Canon Lunney said Ipswich Crematorium's West Chapel had been specially opened to accommodate the large gathering expected – including Town greats such Allan Hunter, Mick Mills, John Wark and Roger Osborne – along with former Blues boss Bobby Ferguson and coach Charlie Woods.

Sir Bobby Robson, who appointed Ron as chief scout in 1970, flew down from Newcastle to lead the tributes to a dearly loved friend.

During his 17 years at Ipswich Town, Ron was responsible for recruiting top senior players such as former Northern Ireland captain Hunter and a wealth of youth talent including Dalian Atkinson, Mark Brennan and Micky Stockwell.

"Ron had such a great eye for a player and he was a wonderful friend of mine.

"He played an excellent role at Ipswich Town over many years," said Sir Bobby, who brought an England team to Portman Road in 1985 for Ron's testimonial game. "His appointment was one that I'm proud of. He did a super job over a long period at a time when we enjoyed great success.

══════════════════════════════

- _Work to complete_
1 > From the Ipswich Town tribute passage, reproduce word for word the part that opens with the words containing "Sir Bobby Robson, who" and closes with "friend of mine.".
2 > Write the next part of the Ipswich Town tribute passage, starting after its final sentence.

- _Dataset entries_
══════════════════════════════

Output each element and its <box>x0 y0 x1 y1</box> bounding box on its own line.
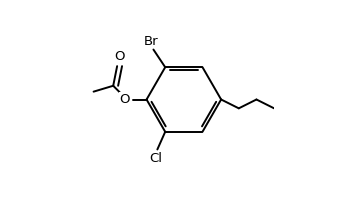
Text: O: O <box>119 93 130 106</box>
Text: Cl: Cl <box>149 152 162 165</box>
Text: Br: Br <box>144 35 159 48</box>
Text: O: O <box>114 50 125 63</box>
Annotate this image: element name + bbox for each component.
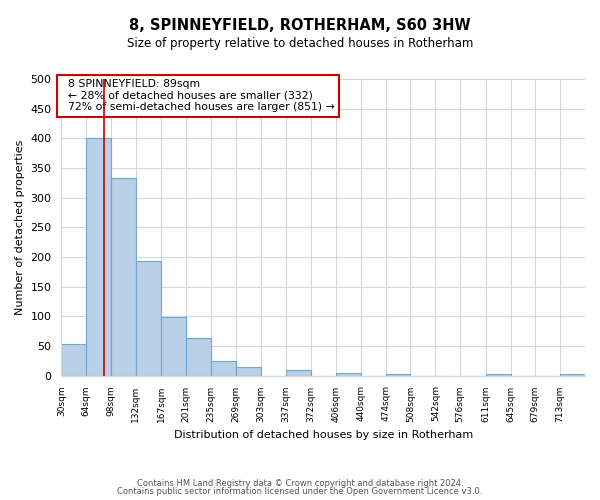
X-axis label: Distribution of detached houses by size in Rotherham: Distribution of detached houses by size … bbox=[173, 430, 473, 440]
Bar bbox=[336, 372, 361, 376]
Bar bbox=[161, 317, 186, 376]
Bar bbox=[485, 374, 511, 376]
Bar bbox=[236, 366, 261, 376]
Bar bbox=[211, 360, 236, 376]
Y-axis label: Number of detached properties: Number of detached properties bbox=[15, 140, 25, 315]
Text: Size of property relative to detached houses in Rotherham: Size of property relative to detached ho… bbox=[127, 38, 473, 51]
Bar bbox=[111, 178, 136, 376]
Bar bbox=[186, 338, 211, 376]
Bar bbox=[61, 344, 86, 376]
Text: 8 SPINNEYFIELD: 89sqm
  ← 28% of detached houses are smaller (332)
  72% of semi: 8 SPINNEYFIELD: 89sqm ← 28% of detached … bbox=[61, 79, 335, 112]
Bar bbox=[86, 138, 111, 376]
Text: 8, SPINNEYFIELD, ROTHERHAM, S60 3HW: 8, SPINNEYFIELD, ROTHERHAM, S60 3HW bbox=[129, 18, 471, 32]
Bar bbox=[286, 370, 311, 376]
Bar bbox=[560, 374, 585, 376]
Text: Contains HM Land Registry data © Crown copyright and database right 2024.: Contains HM Land Registry data © Crown c… bbox=[137, 478, 463, 488]
Bar bbox=[386, 374, 410, 376]
Bar bbox=[136, 261, 161, 376]
Text: Contains public sector information licensed under the Open Government Licence v3: Contains public sector information licen… bbox=[118, 487, 482, 496]
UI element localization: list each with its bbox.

══════════════════════════════

- _Answers per task_
1 >
Sir Bobby Robson, who appointed Ron as chief scout in 1970, flew down from Newcastle to lead the tributes to a dearly loved friend.

During his 17 years at Ipswich Town, Ron was responsible for recruiting top senior players such as former Northern Ireland captain Hunter and a wealth of youth talent including Dalian Atkinson, Mark Brennan and Micky Stockwell.

"Ron had such a great eye for a player and he was a wonderful friend of mine.

2 >
"We had a very good scouting network that included the likes of George Findlay in Scotland and others. Ron was at the centre of it. It was the envy of other clubs.

"He was a real large as life character."

Players, including ex-defender Allan Hunter, described him as "a father figure". Former boss George Burley and chairman David Sheepshanks were unable to attend but sent tributes to be read out among many during the service.

Hymns at the service included The Lord is My Shepherd and Guide Me, O thou great Redeemer.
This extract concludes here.